**WRITTEN REQUEST**
Copy word for word the lines from the start of the records through the line that contains "310, 183, 336]", including both.

**DATA PROVIDED**
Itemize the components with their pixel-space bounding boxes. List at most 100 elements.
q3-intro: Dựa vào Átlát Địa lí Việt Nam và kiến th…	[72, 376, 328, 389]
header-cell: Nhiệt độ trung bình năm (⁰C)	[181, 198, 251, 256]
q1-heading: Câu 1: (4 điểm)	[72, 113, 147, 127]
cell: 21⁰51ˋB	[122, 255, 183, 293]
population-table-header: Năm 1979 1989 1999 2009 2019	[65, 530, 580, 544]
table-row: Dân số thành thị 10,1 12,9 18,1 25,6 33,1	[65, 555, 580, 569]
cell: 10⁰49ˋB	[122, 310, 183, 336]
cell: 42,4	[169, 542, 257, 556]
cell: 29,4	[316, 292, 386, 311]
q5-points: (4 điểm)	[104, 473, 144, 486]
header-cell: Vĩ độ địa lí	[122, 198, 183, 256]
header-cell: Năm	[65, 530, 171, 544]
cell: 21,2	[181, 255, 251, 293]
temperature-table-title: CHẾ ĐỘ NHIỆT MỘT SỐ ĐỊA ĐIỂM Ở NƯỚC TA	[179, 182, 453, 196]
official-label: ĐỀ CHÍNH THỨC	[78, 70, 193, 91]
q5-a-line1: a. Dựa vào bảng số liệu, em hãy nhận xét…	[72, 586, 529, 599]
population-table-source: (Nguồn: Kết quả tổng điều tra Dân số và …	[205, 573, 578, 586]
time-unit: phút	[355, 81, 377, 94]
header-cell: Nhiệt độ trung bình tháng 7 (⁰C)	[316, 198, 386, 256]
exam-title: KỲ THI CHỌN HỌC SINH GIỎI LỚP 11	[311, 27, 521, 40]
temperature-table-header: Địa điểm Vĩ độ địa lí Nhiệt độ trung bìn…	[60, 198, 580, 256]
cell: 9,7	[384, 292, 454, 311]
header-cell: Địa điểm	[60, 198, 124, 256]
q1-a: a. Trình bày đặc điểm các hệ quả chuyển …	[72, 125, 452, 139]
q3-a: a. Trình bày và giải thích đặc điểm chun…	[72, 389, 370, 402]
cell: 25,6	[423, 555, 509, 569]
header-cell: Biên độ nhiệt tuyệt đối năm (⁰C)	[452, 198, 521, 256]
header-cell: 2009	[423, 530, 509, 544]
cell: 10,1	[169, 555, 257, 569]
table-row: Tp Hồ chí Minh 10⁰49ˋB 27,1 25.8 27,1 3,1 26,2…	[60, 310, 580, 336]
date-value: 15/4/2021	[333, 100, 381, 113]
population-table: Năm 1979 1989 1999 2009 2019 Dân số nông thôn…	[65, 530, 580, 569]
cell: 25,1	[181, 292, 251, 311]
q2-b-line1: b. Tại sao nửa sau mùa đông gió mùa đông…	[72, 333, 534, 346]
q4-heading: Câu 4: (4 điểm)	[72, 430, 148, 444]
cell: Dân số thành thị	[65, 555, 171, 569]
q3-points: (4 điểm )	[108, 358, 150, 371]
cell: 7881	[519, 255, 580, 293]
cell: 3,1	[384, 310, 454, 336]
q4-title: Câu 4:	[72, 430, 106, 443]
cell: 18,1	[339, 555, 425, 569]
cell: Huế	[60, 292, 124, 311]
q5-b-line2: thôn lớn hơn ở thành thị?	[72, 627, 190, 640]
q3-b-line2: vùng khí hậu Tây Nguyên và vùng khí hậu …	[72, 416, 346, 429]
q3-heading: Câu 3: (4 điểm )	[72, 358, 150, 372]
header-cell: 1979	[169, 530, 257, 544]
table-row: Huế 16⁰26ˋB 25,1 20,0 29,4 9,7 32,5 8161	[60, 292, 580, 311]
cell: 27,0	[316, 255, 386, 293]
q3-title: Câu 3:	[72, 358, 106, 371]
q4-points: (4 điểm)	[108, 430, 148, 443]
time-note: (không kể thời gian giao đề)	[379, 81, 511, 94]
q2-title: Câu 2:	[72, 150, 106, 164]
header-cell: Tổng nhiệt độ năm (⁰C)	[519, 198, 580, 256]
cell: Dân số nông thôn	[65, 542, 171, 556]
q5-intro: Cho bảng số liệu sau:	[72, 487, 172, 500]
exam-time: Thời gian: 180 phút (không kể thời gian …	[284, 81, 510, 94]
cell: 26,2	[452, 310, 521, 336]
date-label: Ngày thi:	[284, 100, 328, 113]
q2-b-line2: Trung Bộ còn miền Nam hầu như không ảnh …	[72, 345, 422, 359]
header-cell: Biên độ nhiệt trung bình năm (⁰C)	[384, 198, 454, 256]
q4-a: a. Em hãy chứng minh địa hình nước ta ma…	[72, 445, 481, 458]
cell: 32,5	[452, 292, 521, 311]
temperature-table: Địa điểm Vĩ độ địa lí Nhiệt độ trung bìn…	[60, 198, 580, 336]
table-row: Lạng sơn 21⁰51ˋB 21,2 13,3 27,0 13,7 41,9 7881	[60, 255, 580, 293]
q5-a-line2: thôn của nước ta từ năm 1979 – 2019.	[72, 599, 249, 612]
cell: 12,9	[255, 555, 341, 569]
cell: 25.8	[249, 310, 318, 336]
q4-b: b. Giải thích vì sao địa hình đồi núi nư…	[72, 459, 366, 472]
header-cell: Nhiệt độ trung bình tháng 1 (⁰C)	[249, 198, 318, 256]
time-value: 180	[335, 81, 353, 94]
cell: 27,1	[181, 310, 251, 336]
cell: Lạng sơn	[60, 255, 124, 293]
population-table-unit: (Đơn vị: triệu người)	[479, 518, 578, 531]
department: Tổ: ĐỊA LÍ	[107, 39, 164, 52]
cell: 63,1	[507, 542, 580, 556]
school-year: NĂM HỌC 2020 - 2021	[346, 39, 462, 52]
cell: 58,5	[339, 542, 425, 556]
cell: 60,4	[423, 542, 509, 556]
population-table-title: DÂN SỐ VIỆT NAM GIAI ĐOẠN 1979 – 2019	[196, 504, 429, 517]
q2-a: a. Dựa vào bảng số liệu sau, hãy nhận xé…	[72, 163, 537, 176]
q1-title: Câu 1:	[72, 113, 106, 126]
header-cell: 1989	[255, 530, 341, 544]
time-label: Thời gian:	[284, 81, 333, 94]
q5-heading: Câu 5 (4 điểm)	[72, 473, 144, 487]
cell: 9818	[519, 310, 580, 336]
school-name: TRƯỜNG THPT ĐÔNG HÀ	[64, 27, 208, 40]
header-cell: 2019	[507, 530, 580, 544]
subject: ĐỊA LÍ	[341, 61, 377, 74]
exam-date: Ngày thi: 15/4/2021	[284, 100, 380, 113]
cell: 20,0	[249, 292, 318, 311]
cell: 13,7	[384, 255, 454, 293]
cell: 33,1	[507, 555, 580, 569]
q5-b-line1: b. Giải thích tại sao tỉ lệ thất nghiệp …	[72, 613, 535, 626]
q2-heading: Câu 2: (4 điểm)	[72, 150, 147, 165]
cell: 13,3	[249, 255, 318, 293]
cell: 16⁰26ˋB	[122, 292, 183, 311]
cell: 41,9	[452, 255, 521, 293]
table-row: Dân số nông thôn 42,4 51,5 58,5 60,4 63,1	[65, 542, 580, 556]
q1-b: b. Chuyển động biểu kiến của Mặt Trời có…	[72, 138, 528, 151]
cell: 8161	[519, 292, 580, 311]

**EXERCISE RESPONSE**
Itemize the components with their pixel-space bounding boxes. List at most 100 elements.
q3-intro: Dựa vào Átlát Địa lí Việt Nam và kiến th…	[72, 376, 328, 389]
header-cell: Nhiệt độ trung bình năm (⁰C)	[181, 198, 251, 256]
q1-heading: Câu 1: (4 điểm)	[72, 113, 147, 127]
cell: 21⁰51ˋB	[122, 255, 183, 293]
population-table-header: Năm 1979 1989 1999 2009 2019	[65, 530, 580, 544]
table-row: Dân số thành thị 10,1 12,9 18,1 25,6 33,1	[65, 555, 580, 569]
cell: 10⁰49ˋB	[122, 310, 183, 336]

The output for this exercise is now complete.